--- Start of EXERCISE INPUTS ---

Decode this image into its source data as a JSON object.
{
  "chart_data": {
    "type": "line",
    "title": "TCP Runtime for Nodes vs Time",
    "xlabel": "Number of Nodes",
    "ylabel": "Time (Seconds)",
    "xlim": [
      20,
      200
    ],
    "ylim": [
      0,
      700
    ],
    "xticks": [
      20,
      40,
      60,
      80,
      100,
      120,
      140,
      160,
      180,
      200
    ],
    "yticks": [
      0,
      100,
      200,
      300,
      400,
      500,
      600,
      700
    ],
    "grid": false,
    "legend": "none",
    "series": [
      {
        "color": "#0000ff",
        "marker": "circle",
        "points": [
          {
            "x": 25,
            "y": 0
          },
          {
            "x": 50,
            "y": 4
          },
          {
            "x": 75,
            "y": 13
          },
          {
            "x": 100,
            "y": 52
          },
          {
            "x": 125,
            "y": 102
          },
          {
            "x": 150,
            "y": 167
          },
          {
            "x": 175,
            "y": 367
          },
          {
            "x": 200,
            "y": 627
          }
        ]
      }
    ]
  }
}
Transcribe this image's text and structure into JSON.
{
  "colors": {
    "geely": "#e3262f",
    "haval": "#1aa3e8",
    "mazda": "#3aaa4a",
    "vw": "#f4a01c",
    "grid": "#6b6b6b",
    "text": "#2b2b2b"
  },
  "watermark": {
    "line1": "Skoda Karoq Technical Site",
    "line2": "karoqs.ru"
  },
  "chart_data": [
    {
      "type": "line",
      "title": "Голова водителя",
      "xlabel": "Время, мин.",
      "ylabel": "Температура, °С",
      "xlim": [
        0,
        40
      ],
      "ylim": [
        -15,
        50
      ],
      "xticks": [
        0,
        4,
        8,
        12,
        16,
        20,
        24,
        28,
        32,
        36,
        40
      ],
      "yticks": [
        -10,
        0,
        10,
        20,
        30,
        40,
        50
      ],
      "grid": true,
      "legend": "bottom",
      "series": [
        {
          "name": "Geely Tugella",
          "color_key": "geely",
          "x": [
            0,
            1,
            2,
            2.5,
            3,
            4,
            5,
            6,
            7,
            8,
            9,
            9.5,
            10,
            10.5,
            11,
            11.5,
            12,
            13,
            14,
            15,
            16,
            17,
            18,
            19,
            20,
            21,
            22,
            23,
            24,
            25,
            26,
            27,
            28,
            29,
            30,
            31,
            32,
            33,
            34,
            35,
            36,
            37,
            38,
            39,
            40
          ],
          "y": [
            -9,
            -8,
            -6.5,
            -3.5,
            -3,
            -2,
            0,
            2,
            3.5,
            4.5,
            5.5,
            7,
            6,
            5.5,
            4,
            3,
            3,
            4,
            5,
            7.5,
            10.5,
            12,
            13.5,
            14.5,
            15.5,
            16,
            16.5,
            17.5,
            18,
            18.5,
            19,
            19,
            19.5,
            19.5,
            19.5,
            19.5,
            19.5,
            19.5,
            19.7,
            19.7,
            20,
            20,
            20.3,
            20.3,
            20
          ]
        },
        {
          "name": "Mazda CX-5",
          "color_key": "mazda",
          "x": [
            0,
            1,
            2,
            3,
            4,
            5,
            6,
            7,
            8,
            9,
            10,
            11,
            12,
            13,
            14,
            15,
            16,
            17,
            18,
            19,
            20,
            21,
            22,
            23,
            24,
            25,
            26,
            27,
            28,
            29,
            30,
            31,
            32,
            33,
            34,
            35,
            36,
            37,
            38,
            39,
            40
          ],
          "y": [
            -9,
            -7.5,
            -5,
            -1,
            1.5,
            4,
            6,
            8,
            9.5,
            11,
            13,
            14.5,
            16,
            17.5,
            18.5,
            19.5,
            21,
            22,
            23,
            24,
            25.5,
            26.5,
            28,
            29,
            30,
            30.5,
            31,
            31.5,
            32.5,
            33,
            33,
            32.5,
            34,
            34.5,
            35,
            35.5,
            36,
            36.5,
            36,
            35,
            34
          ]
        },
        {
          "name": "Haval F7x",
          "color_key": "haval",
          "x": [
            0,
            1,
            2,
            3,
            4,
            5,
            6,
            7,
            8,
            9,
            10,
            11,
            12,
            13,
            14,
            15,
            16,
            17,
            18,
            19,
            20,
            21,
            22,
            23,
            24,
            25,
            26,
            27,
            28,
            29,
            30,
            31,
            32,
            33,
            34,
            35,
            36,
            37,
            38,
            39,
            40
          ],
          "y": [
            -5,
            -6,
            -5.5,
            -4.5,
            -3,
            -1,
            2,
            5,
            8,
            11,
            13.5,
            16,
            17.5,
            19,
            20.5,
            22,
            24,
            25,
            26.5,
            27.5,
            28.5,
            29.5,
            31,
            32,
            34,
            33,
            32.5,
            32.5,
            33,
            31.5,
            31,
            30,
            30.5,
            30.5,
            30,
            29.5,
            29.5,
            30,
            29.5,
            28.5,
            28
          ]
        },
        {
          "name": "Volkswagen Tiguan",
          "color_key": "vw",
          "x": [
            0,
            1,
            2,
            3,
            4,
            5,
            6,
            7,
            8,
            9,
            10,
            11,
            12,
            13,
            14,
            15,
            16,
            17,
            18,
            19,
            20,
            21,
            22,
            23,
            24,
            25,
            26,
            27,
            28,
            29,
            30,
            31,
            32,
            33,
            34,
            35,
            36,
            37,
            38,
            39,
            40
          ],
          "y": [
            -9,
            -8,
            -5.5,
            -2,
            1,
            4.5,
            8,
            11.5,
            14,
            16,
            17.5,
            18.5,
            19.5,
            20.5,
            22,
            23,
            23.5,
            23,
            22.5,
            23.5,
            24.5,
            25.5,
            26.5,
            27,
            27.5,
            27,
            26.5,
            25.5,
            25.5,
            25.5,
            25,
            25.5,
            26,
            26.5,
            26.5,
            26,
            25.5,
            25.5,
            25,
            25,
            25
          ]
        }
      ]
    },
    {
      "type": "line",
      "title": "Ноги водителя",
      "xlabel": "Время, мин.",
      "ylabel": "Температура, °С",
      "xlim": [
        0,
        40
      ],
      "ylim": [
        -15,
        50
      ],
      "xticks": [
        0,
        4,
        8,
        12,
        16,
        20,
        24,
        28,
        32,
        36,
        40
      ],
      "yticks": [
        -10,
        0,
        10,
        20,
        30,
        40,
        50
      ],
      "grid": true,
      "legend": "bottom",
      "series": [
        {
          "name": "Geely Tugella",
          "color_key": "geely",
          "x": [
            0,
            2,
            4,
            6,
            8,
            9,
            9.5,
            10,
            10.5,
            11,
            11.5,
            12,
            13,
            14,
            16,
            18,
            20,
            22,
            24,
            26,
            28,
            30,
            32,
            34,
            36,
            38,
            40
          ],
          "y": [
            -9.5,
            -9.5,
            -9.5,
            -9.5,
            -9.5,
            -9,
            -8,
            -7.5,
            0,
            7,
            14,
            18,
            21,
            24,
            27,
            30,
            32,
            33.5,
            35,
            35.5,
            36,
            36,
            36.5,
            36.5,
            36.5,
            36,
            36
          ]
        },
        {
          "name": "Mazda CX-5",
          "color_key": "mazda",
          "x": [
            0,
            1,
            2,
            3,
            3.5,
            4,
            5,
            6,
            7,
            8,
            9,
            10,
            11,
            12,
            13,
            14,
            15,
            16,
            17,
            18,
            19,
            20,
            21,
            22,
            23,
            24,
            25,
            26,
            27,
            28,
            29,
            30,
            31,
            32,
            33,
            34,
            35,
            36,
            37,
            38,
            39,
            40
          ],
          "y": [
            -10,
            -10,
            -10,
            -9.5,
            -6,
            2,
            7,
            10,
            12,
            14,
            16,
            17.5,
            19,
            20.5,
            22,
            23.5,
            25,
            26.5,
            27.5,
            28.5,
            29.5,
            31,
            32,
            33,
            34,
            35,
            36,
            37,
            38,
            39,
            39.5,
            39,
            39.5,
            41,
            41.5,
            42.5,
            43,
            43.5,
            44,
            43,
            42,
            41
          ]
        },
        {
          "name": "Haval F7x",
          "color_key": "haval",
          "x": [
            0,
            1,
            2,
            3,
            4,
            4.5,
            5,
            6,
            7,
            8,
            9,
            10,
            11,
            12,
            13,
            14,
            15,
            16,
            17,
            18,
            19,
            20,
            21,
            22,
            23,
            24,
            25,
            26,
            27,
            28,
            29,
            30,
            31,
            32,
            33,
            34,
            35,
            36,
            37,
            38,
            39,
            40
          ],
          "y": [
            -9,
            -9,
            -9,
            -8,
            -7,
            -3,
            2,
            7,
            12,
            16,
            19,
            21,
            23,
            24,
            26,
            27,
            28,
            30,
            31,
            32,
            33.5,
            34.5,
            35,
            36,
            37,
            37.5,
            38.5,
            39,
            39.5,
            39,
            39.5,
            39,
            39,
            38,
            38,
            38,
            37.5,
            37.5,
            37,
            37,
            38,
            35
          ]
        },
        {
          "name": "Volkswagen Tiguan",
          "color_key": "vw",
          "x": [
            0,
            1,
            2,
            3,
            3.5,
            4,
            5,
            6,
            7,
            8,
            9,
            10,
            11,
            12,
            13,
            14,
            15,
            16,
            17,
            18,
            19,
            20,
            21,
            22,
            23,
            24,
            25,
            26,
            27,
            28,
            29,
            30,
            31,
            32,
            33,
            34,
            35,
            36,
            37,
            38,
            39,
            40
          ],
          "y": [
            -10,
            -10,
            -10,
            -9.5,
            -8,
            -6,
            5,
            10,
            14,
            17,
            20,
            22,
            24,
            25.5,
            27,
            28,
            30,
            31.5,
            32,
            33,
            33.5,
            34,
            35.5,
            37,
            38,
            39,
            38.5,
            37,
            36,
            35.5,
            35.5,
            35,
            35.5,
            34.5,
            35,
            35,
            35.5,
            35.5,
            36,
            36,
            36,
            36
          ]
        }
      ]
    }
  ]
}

--- End of EXERCISE INPUTS ---

WHAT THIS TASK INVOLVES >>
Which lines in the listing above hold the word "водителя"? Show each of them.

OUTPUT OF THE EXERCISE >>
      "title": "Голова водителя",
      "title": "Ноги водителя",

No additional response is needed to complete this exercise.